● **TASK INSTRUCTIONS**:
Give every entry again, unchanged, and leave its images out.

(Figure record listings)
────────────────────
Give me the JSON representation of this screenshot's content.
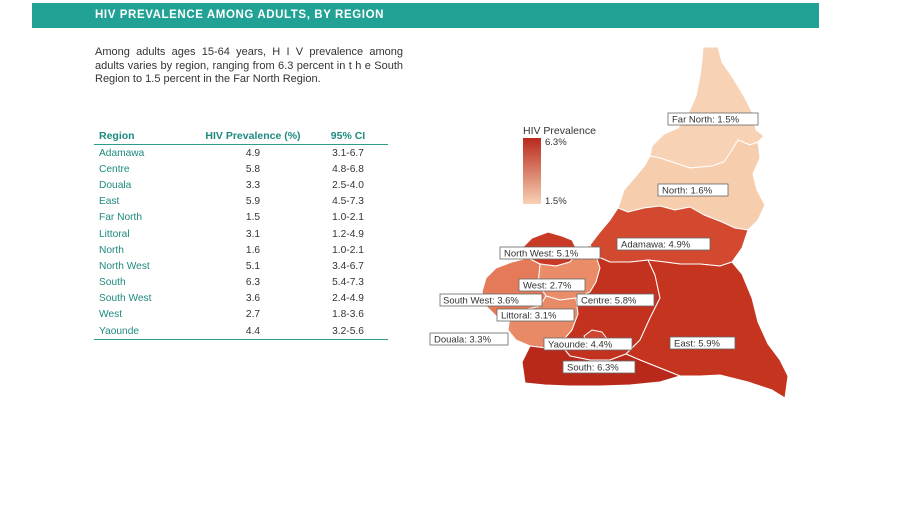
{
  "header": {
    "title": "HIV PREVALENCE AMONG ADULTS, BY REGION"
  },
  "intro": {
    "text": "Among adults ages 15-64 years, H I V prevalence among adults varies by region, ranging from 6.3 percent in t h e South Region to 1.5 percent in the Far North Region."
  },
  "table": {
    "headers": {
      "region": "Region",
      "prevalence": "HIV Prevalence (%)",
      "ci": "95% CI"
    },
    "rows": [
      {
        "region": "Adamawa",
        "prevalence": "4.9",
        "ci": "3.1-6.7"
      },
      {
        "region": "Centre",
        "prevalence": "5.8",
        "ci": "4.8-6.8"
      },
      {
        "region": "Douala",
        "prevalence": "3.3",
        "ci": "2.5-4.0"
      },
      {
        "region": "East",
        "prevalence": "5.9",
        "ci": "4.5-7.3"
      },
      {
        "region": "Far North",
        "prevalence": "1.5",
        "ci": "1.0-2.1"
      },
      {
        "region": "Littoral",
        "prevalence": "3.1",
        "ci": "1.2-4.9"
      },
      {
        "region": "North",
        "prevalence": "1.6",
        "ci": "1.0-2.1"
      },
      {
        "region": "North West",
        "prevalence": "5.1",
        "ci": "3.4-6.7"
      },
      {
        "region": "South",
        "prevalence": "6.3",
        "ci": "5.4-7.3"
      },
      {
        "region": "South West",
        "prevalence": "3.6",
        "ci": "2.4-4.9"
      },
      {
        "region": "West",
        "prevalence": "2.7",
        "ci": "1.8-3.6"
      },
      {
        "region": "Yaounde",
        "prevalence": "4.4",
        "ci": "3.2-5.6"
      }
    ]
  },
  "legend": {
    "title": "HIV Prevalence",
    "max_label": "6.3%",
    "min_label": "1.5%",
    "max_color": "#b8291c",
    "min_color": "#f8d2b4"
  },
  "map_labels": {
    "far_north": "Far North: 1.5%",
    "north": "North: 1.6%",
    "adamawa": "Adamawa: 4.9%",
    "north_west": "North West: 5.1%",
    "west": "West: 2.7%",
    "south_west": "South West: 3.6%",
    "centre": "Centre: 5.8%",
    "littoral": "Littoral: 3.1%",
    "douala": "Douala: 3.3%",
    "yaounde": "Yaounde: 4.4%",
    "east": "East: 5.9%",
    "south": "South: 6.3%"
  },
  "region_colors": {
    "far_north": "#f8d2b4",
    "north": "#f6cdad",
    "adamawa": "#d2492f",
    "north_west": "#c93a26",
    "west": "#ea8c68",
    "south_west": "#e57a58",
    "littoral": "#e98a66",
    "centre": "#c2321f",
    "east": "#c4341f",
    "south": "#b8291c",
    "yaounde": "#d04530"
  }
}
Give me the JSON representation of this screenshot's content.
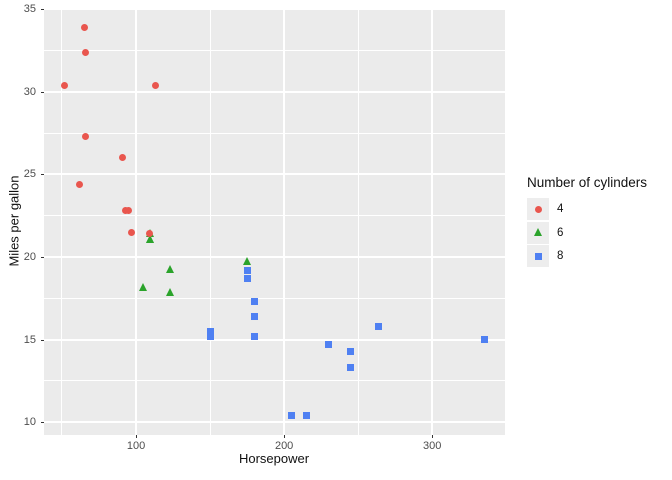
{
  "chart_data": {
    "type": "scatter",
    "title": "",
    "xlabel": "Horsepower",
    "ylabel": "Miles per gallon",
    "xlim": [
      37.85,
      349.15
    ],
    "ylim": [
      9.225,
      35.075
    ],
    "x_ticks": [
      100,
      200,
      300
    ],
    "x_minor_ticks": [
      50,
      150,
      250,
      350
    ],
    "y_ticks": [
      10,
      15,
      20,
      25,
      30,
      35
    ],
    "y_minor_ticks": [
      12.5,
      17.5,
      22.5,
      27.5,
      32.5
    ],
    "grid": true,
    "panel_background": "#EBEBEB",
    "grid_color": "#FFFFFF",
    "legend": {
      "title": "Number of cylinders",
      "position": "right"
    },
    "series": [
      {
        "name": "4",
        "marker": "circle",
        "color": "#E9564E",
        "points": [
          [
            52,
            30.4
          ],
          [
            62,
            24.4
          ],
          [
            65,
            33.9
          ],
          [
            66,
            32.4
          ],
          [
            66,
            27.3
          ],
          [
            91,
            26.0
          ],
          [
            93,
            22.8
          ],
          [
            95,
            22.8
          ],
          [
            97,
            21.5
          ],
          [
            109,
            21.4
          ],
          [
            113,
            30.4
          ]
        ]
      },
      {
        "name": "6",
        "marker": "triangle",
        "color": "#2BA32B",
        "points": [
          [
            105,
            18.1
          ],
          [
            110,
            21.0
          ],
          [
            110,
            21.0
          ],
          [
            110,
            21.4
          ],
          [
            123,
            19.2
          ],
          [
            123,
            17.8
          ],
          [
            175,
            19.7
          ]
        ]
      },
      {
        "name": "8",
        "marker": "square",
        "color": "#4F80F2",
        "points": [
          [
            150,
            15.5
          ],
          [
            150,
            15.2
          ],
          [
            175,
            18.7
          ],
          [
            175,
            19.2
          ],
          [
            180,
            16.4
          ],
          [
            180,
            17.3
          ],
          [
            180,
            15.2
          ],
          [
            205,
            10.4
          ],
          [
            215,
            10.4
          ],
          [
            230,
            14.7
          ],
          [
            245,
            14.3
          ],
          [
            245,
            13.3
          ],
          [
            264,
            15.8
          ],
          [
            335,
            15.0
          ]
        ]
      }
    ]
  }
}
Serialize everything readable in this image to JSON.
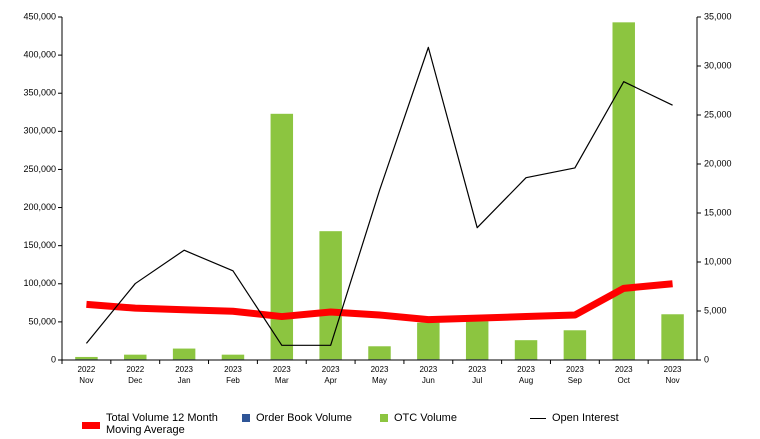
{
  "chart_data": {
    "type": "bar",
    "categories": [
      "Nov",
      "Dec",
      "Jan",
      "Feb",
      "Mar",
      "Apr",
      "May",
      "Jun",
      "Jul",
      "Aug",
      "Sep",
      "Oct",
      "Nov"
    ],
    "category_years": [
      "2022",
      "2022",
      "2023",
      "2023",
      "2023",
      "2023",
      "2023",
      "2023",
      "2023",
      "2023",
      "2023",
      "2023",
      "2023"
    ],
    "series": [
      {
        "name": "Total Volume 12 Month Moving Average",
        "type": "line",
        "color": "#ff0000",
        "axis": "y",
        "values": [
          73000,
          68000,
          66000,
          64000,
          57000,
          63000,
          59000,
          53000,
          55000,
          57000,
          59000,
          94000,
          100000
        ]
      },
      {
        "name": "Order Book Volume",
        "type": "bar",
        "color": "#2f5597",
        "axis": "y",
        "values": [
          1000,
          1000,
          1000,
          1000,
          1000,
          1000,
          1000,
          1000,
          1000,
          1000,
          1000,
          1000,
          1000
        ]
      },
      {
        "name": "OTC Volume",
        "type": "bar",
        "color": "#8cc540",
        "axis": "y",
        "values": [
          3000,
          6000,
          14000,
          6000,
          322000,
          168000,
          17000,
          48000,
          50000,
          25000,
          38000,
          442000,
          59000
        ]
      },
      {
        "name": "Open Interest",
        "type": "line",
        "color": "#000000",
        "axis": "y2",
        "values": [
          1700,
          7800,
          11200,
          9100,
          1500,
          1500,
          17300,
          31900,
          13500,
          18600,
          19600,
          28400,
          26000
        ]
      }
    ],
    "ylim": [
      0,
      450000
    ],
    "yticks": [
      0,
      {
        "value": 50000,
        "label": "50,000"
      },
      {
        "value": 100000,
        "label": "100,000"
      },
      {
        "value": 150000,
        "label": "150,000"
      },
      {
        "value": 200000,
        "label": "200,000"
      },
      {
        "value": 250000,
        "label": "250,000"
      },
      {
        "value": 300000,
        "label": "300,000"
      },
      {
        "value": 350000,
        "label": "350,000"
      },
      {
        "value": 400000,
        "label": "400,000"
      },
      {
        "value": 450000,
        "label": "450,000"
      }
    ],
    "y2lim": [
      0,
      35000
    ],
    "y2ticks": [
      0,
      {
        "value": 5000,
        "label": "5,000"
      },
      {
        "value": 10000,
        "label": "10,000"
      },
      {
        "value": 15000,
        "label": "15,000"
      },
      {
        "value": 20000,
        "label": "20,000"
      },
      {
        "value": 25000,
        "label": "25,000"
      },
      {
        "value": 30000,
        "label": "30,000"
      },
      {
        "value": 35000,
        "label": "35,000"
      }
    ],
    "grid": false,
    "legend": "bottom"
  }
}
────────────────────
● **TASK RESULT**:
Give me the JSON representation of this screenshot's content.
{
  "header": {
    "title": "HIV PREVALENCE AMONG ADULTS, BY REGION"
  },
  "intro": {
    "text": "Among adults ages 15-64 years, H I V prevalence among adults varies by region, ranging from 6.3 percent in t h e South Region to 1.5 percent in the Far North Region."
  },
  "table": {
    "headers": {
      "region": "Region",
      "prevalence": "HIV Prevalence (%)",
      "ci": "95% CI"
    },
    "rows": [
      {
        "region": "Adamawa",
        "prevalence": "4.9",
        "ci": "3.1-6.7"
      },
      {
        "region": "Centre",
        "prevalence": "5.8",
        "ci": "4.8-6.8"
      },
      {
        "region": "Douala",
        "prevalence": "3.3",
        "ci": "2.5-4.0"
      },
      {
        "region": "East",
        "prevalence": "5.9",
        "ci": "4.5-7.3"
      },
      {
        "region": "Far North",
        "prevalence": "1.5",
        "ci": "1.0-2.1"
      },
      {
        "region": "Littoral",
        "prevalence": "3.1",
        "ci": "1.2-4.9"
      },
      {
        "region": "North",
        "prevalence": "1.6",
        "ci": "1.0-2.1"
      },
      {
        "region": "North West",
        "prevalence": "5.1",
        "ci": "3.4-6.7"
      },
      {
        "region": "South",
        "prevalence": "6.3",
        "ci": "5.4-7.3"
      },
      {
        "region": "South West",
        "prevalence": "3.6",
        "ci": "2.4-4.9"
      },
      {
        "region": "West",
        "prevalence": "2.7",
        "ci": "1.8-3.6"
      },
      {
        "region": "Yaounde",
        "prevalence": "4.4",
        "ci": "3.2-5.6"
      }
    ]
  },
  "legend": {
    "title": "HIV Prevalence",
    "max_label": "6.3%",
    "min_label": "1.5%",
    "max_color": "#b8291c",
    "min_color": "#f8d2b4"
  },
  "map_labels": {
    "far_north": "Far North: 1.5%",
    "north": "North: 1.6%",
    "adamawa": "Adamawa: 4.9%",
    "north_west": "North West: 5.1%",
    "west": "West: 2.7%",
    "south_west": "South West: 3.6%",
    "centre": "Centre: 5.8%",
    "littoral": "Littoral: 3.1%",
    "douala": "Douala: 3.3%",
    "yaounde": "Yaounde: 4.4%",
    "east": "East: 5.9%",
    "south": "South: 6.3%"
  },
  "region_colors": {
    "far_north": "#f8d2b4",
    "north": "#f6cdad",
    "adamawa": "#d2492f",
    "north_west": "#c93a26",
    "west": "#ea8c68",
    "south_west": "#e57a58",
    "littoral": "#e98a66",
    "centre": "#c2321f",
    "east": "#c4341f",
    "south": "#b8291c",
    "yaounde": "#d04530"
  }
}
Give me the JSON representation of this screenshot's content.
{
  "chart_data": {
    "type": "scatter",
    "title": "",
    "xlabel": "Horsepower",
    "ylabel": "Miles per gallon",
    "xlim": [
      37.85,
      349.15
    ],
    "ylim": [
      9.225,
      35.075
    ],
    "x_ticks": [
      100,
      200,
      300
    ],
    "x_minor_ticks": [
      50,
      150,
      250,
      350
    ],
    "y_ticks": [
      10,
      15,
      20,
      25,
      30,
      35
    ],
    "y_minor_ticks": [
      12.5,
      17.5,
      22.5,
      27.5,
      32.5
    ],
    "grid": true,
    "panel_background": "#EBEBEB",
    "grid_color": "#FFFFFF",
    "legend": {
      "title": "Number of cylinders",
      "position": "right"
    },
    "series": [
      {
        "name": "4",
        "marker": "circle",
        "color": "#E9564E",
        "points": [
          [
            52,
            30.4
          ],
          [
            62,
            24.4
          ],
          [
            65,
            33.9
          ],
          [
            66,
            32.4
          ],
          [
            66,
            27.3
          ],
          [
            91,
            26.0
          ],
          [
            93,
            22.8
          ],
          [
            95,
            22.8
          ],
          [
            97,
            21.5
          ],
          [
            109,
            21.4
          ],
          [
            113,
            30.4
          ]
        ]
      },
      {
        "name": "6",
        "marker": "triangle",
        "color": "#2BA32B",
        "points": [
          [
            105,
            18.1
          ],
          [
            110,
            21.0
          ],
          [
            110,
            21.0
          ],
          [
            110,
            21.4
          ],
          [
            123,
            19.2
          ],
          [
            123,
            17.8
          ],
          [
            175,
            19.7
          ]
        ]
      },
      {
        "name": "8",
        "marker": "square",
        "color": "#4F80F2",
        "points": [
          [
            150,
            15.5
          ],
          [
            150,
            15.2
          ],
          [
            175,
            18.7
          ],
          [
            175,
            19.2
          ],
          [
            180,
            16.4
          ],
          [
            180,
            17.3
          ],
          [
            180,
            15.2
          ],
          [
            205,
            10.4
          ],
          [
            215,
            10.4
          ],
          [
            230,
            14.7
          ],
          [
            245,
            14.3
          ],
          [
            245,
            13.3
          ],
          [
            264,
            15.8
          ],
          [
            335,
            15.0
          ]
        ]
      }
    ]
  }
}
Serialize everything readable in this image to JSON.
{
  "chart_data": {
    "type": "bar",
    "categories": [
      "Nov",
      "Dec",
      "Jan",
      "Feb",
      "Mar",
      "Apr",
      "May",
      "Jun",
      "Jul",
      "Aug",
      "Sep",
      "Oct",
      "Nov"
    ],
    "category_years": [
      "2022",
      "2022",
      "2023",
      "2023",
      "2023",
      "2023",
      "2023",
      "2023",
      "2023",
      "2023",
      "2023",
      "2023",
      "2023"
    ],
    "series": [
      {
        "name": "Total Volume 12 Month Moving Average",
        "type": "line",
        "color": "#ff0000",
        "axis": "y",
        "values": [
          73000,
          68000,
          66000,
          64000,
          57000,
          63000,
          59000,
          53000,
          55000,
          57000,
          59000,
          94000,
          100000
        ]
      },
      {
        "name": "Order Book Volume",
        "type": "bar",
        "color": "#2f5597",
        "axis": "y",
        "values": [
          1000,
          1000,
          1000,
          1000,
          1000,
          1000,
          1000,
          1000,
          1000,
          1000,
          1000,
          1000,
          1000
        ]
      },
      {
        "name": "OTC Volume",
        "type": "bar",
        "color": "#8cc540",
        "axis": "y",
        "values": [
          3000,
          6000,
          14000,
          6000,
          322000,
          168000,
          17000,
          48000,
          50000,
          25000,
          38000,
          442000,
          59000
        ]
      },
      {
        "name": "Open Interest",
        "type": "line",
        "color": "#000000",
        "axis": "y2",
        "values": [
          1700,
          7800,
          11200,
          9100,
          1500,
          1500,
          17300,
          31900,
          13500,
          18600,
          19600,
          28400,
          26000
        ]
      }
    ],
    "ylim": [
      0,
      450000
    ],
    "yticks": [
      0,
      {
        "value": 50000,
        "label": "50,000"
      },
      {
        "value": 100000,
        "label": "100,000"
      },
      {
        "value": 150000,
        "label": "150,000"
      },
      {
        "value": 200000,
        "label": "200,000"
      },
      {
        "value": 250000,
        "label": "250,000"
      },
      {
        "value": 300000,
        "label": "300,000"
      },
      {
        "value": 350000,
        "label": "350,000"
      },
      {
        "value": 400000,
        "label": "400,000"
      },
      {
        "value": 450000,
        "label": "450,000"
      }
    ],
    "y2lim": [
      0,
      35000
    ],
    "y2ticks": [
      0,
      {
        "value": 5000,
        "label": "5,000"
      },
      {
        "value": 10000,
        "label": "10,000"
      },
      {
        "value": 15000,
        "label": "15,000"
      },
      {
        "value": 20000,
        "label": "20,000"
      },
      {
        "value": 25000,
        "label": "25,000"
      },
      {
        "value": 30000,
        "label": "30,000"
      },
      {
        "value": 35000,
        "label": "35,000"
      }
    ],
    "grid": false,
    "legend": "bottom"
  }
}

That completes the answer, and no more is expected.